**STATED PROBLEM**
Give the data below again exactly as it stands. Omit the pictures.

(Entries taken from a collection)
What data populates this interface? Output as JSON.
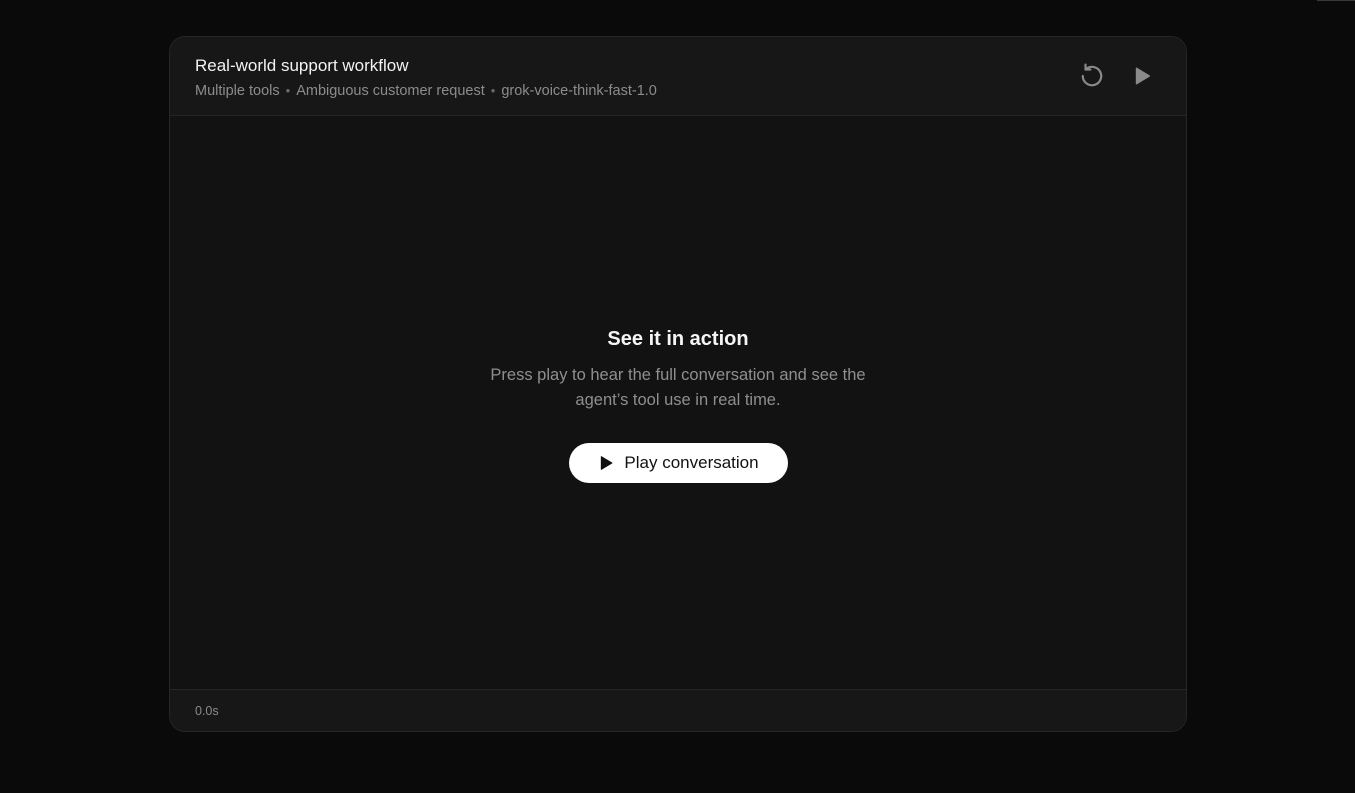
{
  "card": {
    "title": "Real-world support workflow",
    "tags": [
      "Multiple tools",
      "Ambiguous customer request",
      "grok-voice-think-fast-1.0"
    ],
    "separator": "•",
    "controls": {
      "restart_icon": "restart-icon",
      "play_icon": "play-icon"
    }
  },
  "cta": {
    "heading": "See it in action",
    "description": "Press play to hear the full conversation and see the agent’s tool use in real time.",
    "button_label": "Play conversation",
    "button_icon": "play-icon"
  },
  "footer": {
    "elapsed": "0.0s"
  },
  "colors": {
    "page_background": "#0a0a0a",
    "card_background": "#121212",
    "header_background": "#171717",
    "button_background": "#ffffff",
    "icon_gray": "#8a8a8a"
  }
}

**RESULT**
What data populates this interface? Output as JSON.
{
  "card": {
    "title": "Real-world support workflow",
    "tags": [
      "Multiple tools",
      "Ambiguous customer request",
      "grok-voice-think-fast-1.0"
    ],
    "separator": "•",
    "controls": {
      "restart_icon": "restart-icon",
      "play_icon": "play-icon"
    }
  },
  "cta": {
    "heading": "See it in action",
    "description": "Press play to hear the full conversation and see the agent’s tool use in real time.",
    "button_label": "Play conversation",
    "button_icon": "play-icon"
  },
  "footer": {
    "elapsed": "0.0s"
  },
  "colors": {
    "page_background": "#0a0a0a",
    "card_background": "#121212",
    "header_background": "#171717",
    "button_background": "#ffffff",
    "icon_gray": "#8a8a8a"
  }
}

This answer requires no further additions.